◆ Listed records ◆
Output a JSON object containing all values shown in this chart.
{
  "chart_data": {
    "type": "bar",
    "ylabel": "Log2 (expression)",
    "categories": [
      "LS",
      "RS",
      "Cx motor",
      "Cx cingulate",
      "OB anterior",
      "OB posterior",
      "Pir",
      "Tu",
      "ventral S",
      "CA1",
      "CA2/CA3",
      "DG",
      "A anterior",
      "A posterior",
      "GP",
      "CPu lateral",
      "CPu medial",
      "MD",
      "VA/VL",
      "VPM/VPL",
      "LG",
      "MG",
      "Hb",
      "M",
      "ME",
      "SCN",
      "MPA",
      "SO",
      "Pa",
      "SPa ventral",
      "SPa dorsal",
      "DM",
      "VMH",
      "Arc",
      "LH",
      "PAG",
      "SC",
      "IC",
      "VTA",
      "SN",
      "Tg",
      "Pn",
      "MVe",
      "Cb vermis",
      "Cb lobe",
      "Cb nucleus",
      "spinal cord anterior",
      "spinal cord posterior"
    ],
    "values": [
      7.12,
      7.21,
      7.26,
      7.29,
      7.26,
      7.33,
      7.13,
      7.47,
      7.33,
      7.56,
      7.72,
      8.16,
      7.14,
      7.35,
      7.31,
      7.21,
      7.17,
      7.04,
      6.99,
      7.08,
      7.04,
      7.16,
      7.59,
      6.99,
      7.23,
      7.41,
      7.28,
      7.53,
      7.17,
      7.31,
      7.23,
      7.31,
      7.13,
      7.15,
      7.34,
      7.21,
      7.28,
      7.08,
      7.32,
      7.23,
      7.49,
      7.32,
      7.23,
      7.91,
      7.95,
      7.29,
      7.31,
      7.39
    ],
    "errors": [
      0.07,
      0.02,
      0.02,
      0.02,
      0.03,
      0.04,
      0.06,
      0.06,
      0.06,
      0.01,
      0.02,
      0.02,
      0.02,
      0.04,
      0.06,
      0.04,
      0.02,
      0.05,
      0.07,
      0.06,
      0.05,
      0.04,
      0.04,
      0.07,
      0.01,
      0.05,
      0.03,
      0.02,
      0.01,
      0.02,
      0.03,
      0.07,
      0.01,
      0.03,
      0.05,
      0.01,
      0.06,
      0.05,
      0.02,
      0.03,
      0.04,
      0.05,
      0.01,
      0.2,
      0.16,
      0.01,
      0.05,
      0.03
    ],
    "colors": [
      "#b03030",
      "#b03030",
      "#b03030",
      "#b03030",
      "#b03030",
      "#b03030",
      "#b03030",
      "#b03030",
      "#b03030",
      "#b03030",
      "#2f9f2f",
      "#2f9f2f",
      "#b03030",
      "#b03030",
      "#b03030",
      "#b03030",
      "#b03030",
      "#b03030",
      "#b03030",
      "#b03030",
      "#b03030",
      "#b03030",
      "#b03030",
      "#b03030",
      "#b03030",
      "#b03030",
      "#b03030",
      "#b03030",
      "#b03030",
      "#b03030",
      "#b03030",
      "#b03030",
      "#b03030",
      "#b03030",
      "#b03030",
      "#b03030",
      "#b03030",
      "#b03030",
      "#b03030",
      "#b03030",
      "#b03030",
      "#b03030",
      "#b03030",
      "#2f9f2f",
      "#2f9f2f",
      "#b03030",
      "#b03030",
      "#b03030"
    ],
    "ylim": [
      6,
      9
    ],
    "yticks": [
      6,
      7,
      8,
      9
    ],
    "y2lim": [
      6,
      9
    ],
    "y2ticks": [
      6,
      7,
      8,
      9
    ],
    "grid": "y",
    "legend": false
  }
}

◆ Set problem ◆
Restate every line of the data word for word.

◆ Result below ◆
Output a JSON object containing all values shown in this chart.
{
  "chart_data": {
    "type": "bar",
    "ylabel": "Log2 (expression)",
    "categories": [
      "LS",
      "RS",
      "Cx motor",
      "Cx cingulate",
      "OB anterior",
      "OB posterior",
      "Pir",
      "Tu",
      "ventral S",
      "CA1",
      "CA2/CA3",
      "DG",
      "A anterior",
      "A posterior",
      "GP",
      "CPu lateral",
      "CPu medial",
      "MD",
      "VA/VL",
      "VPM/VPL",
      "LG",
      "MG",
      "Hb",
      "M",
      "ME",
      "SCN",
      "MPA",
      "SO",
      "Pa",
      "SPa ventral",
      "SPa dorsal",
      "DM",
      "VMH",
      "Arc",
      "LH",
      "PAG",
      "SC",
      "IC",
      "VTA",
      "SN",
      "Tg",
      "Pn",
      "MVe",
      "Cb vermis",
      "Cb lobe",
      "Cb nucleus",
      "spinal cord anterior",
      "spinal cord posterior"
    ],
    "values": [
      7.12,
      7.21,
      7.26,
      7.29,
      7.26,
      7.33,
      7.13,
      7.47,
      7.33,
      7.56,
      7.72,
      8.16,
      7.14,
      7.35,
      7.31,
      7.21,
      7.17,
      7.04,
      6.99,
      7.08,
      7.04,
      7.16,
      7.59,
      6.99,
      7.23,
      7.41,
      7.28,
      7.53,
      7.17,
      7.31,
      7.23,
      7.31,
      7.13,
      7.15,
      7.34,
      7.21,
      7.28,
      7.08,
      7.32,
      7.23,
      7.49,
      7.32,
      7.23,
      7.91,
      7.95,
      7.29,
      7.31,
      7.39
    ],
    "errors": [
      0.07,
      0.02,
      0.02,
      0.02,
      0.03,
      0.04,
      0.06,
      0.06,
      0.06,
      0.01,
      0.02,
      0.02,
      0.02,
      0.04,
      0.06,
      0.04,
      0.02,
      0.05,
      0.07,
      0.06,
      0.05,
      0.04,
      0.04,
      0.07,
      0.01,
      0.05,
      0.03,
      0.02,
      0.01,
      0.02,
      0.03,
      0.07,
      0.01,
      0.03,
      0.05,
      0.01,
      0.06,
      0.05,
      0.02,
      0.03,
      0.04,
      0.05,
      0.01,
      0.2,
      0.16,
      0.01,
      0.05,
      0.03
    ],
    "colors": [
      "#b03030",
      "#b03030",
      "#b03030",
      "#b03030",
      "#b03030",
      "#b03030",
      "#b03030",
      "#b03030",
      "#b03030",
      "#b03030",
      "#2f9f2f",
      "#2f9f2f",
      "#b03030",
      "#b03030",
      "#b03030",
      "#b03030",
      "#b03030",
      "#b03030",
      "#b03030",
      "#b03030",
      "#b03030",
      "#b03030",
      "#b03030",
      "#b03030",
      "#b03030",
      "#b03030",
      "#b03030",
      "#b03030",
      "#b03030",
      "#b03030",
      "#b03030",
      "#b03030",
      "#b03030",
      "#b03030",
      "#b03030",
      "#b03030",
      "#b03030",
      "#b03030",
      "#b03030",
      "#b03030",
      "#b03030",
      "#b03030",
      "#b03030",
      "#2f9f2f",
      "#2f9f2f",
      "#b03030",
      "#b03030",
      "#b03030"
    ],
    "ylim": [
      6,
      9
    ],
    "yticks": [
      6,
      7,
      8,
      9
    ],
    "y2lim": [
      6,
      9
    ],
    "y2ticks": [
      6,
      7,
      8,
      9
    ],
    "grid": "y",
    "legend": false
  }
}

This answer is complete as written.